## SHORT PROBLEM
Leave out the pictures and reproduce all of the data exactly.

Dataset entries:
==========

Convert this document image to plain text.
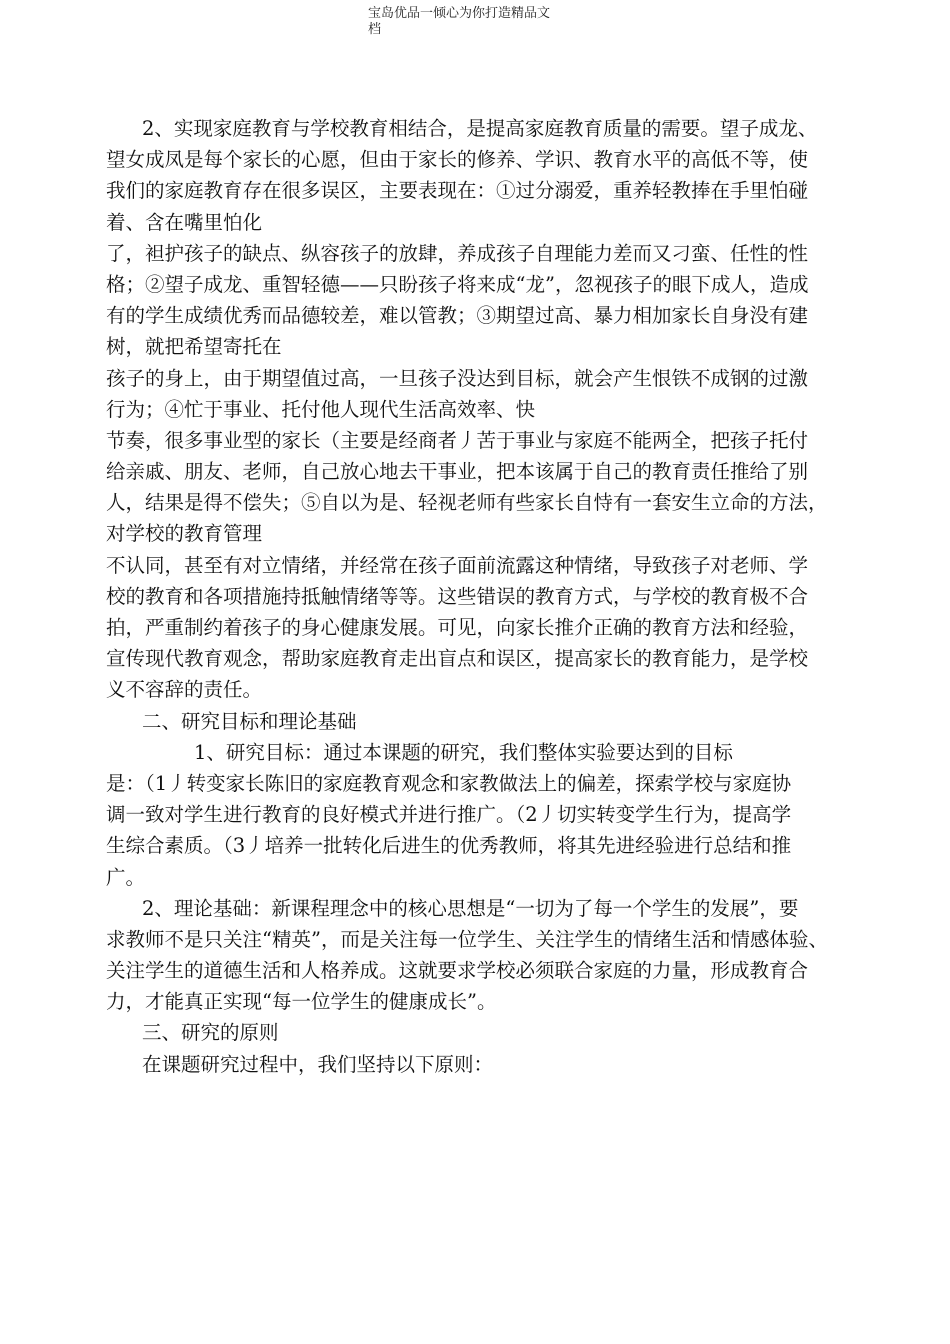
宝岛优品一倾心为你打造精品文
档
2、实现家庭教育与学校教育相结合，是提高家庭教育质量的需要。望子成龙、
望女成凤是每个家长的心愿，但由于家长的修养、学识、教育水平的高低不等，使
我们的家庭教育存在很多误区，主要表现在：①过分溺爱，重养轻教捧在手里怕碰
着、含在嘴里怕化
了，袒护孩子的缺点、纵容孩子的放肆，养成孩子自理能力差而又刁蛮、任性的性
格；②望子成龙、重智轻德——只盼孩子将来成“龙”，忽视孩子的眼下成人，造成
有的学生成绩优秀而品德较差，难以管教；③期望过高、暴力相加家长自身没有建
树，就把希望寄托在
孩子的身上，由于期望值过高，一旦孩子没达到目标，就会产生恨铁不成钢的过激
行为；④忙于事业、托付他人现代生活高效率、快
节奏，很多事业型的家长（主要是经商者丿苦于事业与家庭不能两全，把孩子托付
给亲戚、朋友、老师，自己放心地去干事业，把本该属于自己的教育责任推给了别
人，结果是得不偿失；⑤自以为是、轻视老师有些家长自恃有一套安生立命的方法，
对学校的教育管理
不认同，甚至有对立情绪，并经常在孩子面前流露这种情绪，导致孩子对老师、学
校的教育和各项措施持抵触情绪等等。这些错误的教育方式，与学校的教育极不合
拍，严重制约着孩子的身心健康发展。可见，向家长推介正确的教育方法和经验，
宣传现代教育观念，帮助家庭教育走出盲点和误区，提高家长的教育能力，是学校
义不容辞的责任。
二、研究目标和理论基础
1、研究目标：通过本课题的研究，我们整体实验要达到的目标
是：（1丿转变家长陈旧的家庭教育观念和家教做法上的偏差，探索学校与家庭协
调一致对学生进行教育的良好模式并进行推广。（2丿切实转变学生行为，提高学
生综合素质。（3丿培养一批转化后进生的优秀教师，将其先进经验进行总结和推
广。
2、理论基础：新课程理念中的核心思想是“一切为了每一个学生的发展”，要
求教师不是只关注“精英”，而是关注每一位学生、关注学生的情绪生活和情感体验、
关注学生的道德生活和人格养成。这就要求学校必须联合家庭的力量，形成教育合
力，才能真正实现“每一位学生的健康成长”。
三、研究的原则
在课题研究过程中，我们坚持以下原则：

==========

## SOLUTION TO THIS PROBLEM
Convert this document image to plain text.
宝岛优品一倾心为你打造精品文
档
2、实现家庭教育与学校教育相结合，是提高家庭教育质量的需要。望子成龙、
望女成凤是每个家长的心愿，但由于家长的修养、学识、教育水平的高低不等，使
我们的家庭教育存在很多误区，主要表现在：①过分溺爱，重养轻教捧在手里怕碰
着、含在嘴里怕化
了，袒护孩子的缺点、纵容孩子的放肆，养成孩子自理能力差而又刁蛮、任性的性
格；②望子成龙、重智轻德——只盼孩子将来成“龙”，忽视孩子的眼下成人，造成
有的学生成绩优秀而品德较差，难以管教；③期望过高、暴力相加家长自身没有建
树，就把希望寄托在
孩子的身上，由于期望值过高，一旦孩子没达到目标，就会产生恨铁不成钢的过激
行为；④忙于事业、托付他人现代生活高效率、快
节奏，很多事业型的家长（主要是经商者丿苦于事业与家庭不能两全，把孩子托付
给亲戚、朋友、老师，自己放心地去干事业，把本该属于自己的教育责任推给了别
人，结果是得不偿失；⑤自以为是、轻视老师有些家长自恃有一套安生立命的方法，
对学校的教育管理
不认同，甚至有对立情绪，并经常在孩子面前流露这种情绪，导致孩子对老师、学
校的教育和各项措施持抵触情绪等等。这些错误的教育方式，与学校的教育极不合
拍，严重制约着孩子的身心健康发展。可见，向家长推介正确的教育方法和经验，
宣传现代教育观念，帮助家庭教育走出盲点和误区，提高家长的教育能力，是学校
义不容辞的责任。
二、研究目标和理论基础
1、研究目标：通过本课题的研究，我们整体实验要达到的目标
是：（1丿转变家长陈旧的家庭教育观念和家教做法上的偏差，探索学校与家庭协
调一致对学生进行教育的良好模式并进行推广。（2丿切实转变学生行为，提高学
生综合素质。（3丿培养一批转化后进生的优秀教师，将其先进经验进行总结和推
广。
2、理论基础：新课程理念中的核心思想是“一切为了每一个学生的发展”，要
求教师不是只关注“精英”，而是关注每一位学生、关注学生的情绪生活和情感体验、
关注学生的道德生活和人格养成。这就要求学校必须联合家庭的力量，形成教育合
力，才能真正实现“每一位学生的健康成长”。
三、研究的原则
在课题研究过程中，我们坚持以下原则：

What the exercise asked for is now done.